━━ RECORDS SUPPLIED

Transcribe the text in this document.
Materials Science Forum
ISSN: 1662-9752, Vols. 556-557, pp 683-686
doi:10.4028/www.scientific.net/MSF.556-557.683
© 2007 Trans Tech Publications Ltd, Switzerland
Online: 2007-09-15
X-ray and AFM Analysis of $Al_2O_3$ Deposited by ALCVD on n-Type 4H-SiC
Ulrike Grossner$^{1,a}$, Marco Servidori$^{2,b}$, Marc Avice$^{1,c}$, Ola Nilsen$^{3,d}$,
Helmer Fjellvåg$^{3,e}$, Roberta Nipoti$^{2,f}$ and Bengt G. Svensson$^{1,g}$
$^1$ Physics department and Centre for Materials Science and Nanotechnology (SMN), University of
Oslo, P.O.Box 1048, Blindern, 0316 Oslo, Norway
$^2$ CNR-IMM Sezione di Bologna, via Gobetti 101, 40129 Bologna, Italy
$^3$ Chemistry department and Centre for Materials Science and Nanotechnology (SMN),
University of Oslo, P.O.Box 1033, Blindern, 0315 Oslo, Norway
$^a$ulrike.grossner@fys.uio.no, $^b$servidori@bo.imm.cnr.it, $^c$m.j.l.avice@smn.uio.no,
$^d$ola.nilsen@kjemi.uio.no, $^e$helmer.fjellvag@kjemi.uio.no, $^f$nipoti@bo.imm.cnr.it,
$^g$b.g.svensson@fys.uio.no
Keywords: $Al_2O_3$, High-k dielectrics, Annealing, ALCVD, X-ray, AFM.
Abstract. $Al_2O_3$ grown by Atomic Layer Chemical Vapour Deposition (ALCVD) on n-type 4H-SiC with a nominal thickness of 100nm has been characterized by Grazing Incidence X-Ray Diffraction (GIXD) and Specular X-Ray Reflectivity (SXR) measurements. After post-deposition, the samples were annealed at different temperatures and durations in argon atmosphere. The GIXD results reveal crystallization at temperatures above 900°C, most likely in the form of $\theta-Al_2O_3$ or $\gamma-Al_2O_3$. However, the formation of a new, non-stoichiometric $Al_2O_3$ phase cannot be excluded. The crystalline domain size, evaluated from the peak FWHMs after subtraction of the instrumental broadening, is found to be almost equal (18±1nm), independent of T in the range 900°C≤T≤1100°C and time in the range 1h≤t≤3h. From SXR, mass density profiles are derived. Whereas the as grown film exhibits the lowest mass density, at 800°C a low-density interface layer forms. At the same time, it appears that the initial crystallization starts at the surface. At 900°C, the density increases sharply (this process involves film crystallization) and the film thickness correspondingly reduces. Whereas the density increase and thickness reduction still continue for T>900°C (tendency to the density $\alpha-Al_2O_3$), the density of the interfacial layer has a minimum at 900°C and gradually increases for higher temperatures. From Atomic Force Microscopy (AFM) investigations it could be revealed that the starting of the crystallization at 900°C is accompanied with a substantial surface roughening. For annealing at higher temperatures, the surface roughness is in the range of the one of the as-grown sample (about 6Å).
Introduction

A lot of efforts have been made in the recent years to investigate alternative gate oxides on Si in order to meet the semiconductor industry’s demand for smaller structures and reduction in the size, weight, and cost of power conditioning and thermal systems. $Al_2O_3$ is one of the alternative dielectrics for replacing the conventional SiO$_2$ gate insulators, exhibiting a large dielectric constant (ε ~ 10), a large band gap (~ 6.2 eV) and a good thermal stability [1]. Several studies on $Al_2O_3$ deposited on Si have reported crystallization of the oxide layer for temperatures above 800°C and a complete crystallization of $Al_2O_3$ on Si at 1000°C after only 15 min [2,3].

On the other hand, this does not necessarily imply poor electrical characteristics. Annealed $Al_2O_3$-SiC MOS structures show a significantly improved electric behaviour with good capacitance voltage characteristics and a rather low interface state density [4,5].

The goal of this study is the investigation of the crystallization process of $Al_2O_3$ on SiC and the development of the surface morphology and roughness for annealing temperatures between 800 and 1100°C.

━━━━

Select every line of the records holding the string "Norway".

Oslo, P.O.Box 1048, Blindern, 0316 Oslo, Norway
University of Oslo, P.O.Box 1033, Blindern, 0315 Oslo, Norway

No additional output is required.